Retype every entry in its entirety, without alteration.

═════ GIVEN DATA

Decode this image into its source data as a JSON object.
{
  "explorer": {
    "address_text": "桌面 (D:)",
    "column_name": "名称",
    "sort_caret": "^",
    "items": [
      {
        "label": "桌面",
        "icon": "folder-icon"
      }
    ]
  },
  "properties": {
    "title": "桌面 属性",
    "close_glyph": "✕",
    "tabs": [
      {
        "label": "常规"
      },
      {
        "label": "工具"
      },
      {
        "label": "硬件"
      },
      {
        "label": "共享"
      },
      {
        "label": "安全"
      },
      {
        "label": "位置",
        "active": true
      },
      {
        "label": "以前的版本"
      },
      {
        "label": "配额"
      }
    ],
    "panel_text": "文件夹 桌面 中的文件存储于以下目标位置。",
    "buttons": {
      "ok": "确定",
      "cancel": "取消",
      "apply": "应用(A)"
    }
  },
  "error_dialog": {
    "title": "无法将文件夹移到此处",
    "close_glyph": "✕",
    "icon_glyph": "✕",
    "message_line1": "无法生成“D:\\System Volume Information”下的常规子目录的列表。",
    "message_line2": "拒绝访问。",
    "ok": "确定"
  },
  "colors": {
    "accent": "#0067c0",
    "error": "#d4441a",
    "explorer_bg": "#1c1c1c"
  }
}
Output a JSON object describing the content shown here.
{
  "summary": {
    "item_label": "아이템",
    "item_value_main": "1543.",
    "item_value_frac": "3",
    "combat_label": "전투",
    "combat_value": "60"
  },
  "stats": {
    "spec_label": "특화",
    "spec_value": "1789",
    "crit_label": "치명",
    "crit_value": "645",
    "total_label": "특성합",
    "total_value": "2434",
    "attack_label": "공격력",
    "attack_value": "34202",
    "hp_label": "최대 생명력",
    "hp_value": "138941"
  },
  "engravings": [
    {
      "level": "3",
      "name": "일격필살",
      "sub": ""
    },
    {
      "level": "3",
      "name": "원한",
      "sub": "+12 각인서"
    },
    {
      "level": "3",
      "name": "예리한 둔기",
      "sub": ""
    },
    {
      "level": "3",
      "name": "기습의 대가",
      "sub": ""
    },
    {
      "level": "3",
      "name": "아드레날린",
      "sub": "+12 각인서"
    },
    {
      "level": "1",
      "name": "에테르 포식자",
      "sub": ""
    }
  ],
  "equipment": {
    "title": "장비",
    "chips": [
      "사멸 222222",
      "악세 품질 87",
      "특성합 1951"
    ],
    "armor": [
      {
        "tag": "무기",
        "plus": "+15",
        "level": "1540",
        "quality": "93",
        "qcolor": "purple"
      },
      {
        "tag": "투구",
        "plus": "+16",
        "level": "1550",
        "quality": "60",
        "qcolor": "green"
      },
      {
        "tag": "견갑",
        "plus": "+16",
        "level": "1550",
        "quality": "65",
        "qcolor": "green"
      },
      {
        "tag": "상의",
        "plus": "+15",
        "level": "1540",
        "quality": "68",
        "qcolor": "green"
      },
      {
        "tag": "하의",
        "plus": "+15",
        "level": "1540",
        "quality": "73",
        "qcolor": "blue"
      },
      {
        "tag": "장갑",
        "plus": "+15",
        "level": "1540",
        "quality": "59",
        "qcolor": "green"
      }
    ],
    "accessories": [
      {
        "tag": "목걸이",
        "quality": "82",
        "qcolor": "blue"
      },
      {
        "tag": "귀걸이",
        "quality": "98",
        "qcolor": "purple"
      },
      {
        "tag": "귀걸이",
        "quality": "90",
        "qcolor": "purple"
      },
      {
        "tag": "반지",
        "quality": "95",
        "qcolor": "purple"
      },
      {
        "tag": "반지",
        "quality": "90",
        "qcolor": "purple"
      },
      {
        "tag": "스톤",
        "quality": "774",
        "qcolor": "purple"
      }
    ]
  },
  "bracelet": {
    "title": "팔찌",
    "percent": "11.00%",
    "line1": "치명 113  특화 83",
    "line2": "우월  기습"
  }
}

══════════

## SOLUTION TO THE PROBLEM
Decode this image into its source data as a JSON object.
{
  "explorer": {
    "address_text": "桌面 (D:)",
    "column_name": "名称",
    "sort_caret": "^",
    "items": [
      {
        "label": "桌面",
        "icon": "folder-icon"
      }
    ]
  },
  "properties": {
    "title": "桌面 属性",
    "close_glyph": "✕",
    "tabs": [
      {
        "label": "常规"
      },
      {
        "label": "工具"
      },
      {
        "label": "硬件"
      },
      {
        "label": "共享"
      },
      {
        "label": "安全"
      },
      {
        "label": "位置",
        "active": true
      },
      {
        "label": "以前的版本"
      },
      {
        "label": "配额"
      }
    ],
    "panel_text": "文件夹 桌面 中的文件存储于以下目标位置。",
    "buttons": {
      "ok": "确定",
      "cancel": "取消",
      "apply": "应用(A)"
    }
  },
  "error_dialog": {
    "title": "无法将文件夹移到此处",
    "close_glyph": "✕",
    "icon_glyph": "✕",
    "message_line1": "无法生成“D:\\System Volume Information”下的常规子目录的列表。",
    "message_line2": "拒绝访问。",
    "ok": "确定"
  },
  "colors": {
    "accent": "#0067c0",
    "error": "#d4441a",
    "explorer_bg": "#1c1c1c"
  }
}
Output a JSON object describing the content shown here.
{
  "summary": {
    "item_label": "아이템",
    "item_value_main": "1543.",
    "item_value_frac": "3",
    "combat_label": "전투",
    "combat_value": "60"
  },
  "stats": {
    "spec_label": "특화",
    "spec_value": "1789",
    "crit_label": "치명",
    "crit_value": "645",
    "total_label": "특성합",
    "total_value": "2434",
    "attack_label": "공격력",
    "attack_value": "34202",
    "hp_label": "최대 생명력",
    "hp_value": "138941"
  },
  "engravings": [
    {
      "level": "3",
      "name": "일격필살",
      "sub": ""
    },
    {
      "level": "3",
      "name": "원한",
      "sub": "+12 각인서"
    },
    {
      "level": "3",
      "name": "예리한 둔기",
      "sub": ""
    },
    {
      "level": "3",
      "name": "기습의 대가",
      "sub": ""
    },
    {
      "level": "3",
      "name": "아드레날린",
      "sub": "+12 각인서"
    },
    {
      "level": "1",
      "name": "에테르 포식자",
      "sub": ""
    }
  ],
  "equipment": {
    "title": "장비",
    "chips": [
      "사멸 222222",
      "악세 품질 87",
      "특성합 1951"
    ],
    "armor": [
      {
        "tag": "무기",
        "plus": "+15",
        "level": "1540",
        "quality": "93",
        "qcolor": "purple"
      },
      {
        "tag": "투구",
        "plus": "+16",
        "level": "1550",
        "quality": "60",
        "qcolor": "green"
      },
      {
        "tag": "견갑",
        "plus": "+16",
        "level": "1550",
        "quality": "65",
        "qcolor": "green"
      },
      {
        "tag": "상의",
        "plus": "+15",
        "level": "1540",
        "quality": "68",
        "qcolor": "green"
      },
      {
        "tag": "하의",
        "plus": "+15",
        "level": "1540",
        "quality": "73",
        "qcolor": "blue"
      },
      {
        "tag": "장갑",
        "plus": "+15",
        "level": "1540",
        "quality": "59",
        "qcolor": "green"
      }
    ],
    "accessories": [
      {
        "tag": "목걸이",
        "quality": "82",
        "qcolor": "blue"
      },
      {
        "tag": "귀걸이",
        "quality": "98",
        "qcolor": "purple"
      },
      {
        "tag": "귀걸이",
        "quality": "90",
        "qcolor": "purple"
      },
      {
        "tag": "반지",
        "quality": "95",
        "qcolor": "purple"
      },
      {
        "tag": "반지",
        "quality": "90",
        "qcolor": "purple"
      },
      {
        "tag": "스톤",
        "quality": "774",
        "qcolor": "purple"
      }
    ]
  },
  "bracelet": {
    "title": "팔찌",
    "percent": "11.00%",
    "line1": "치명 113  특화 83",
    "line2": "우월  기습"
  }
}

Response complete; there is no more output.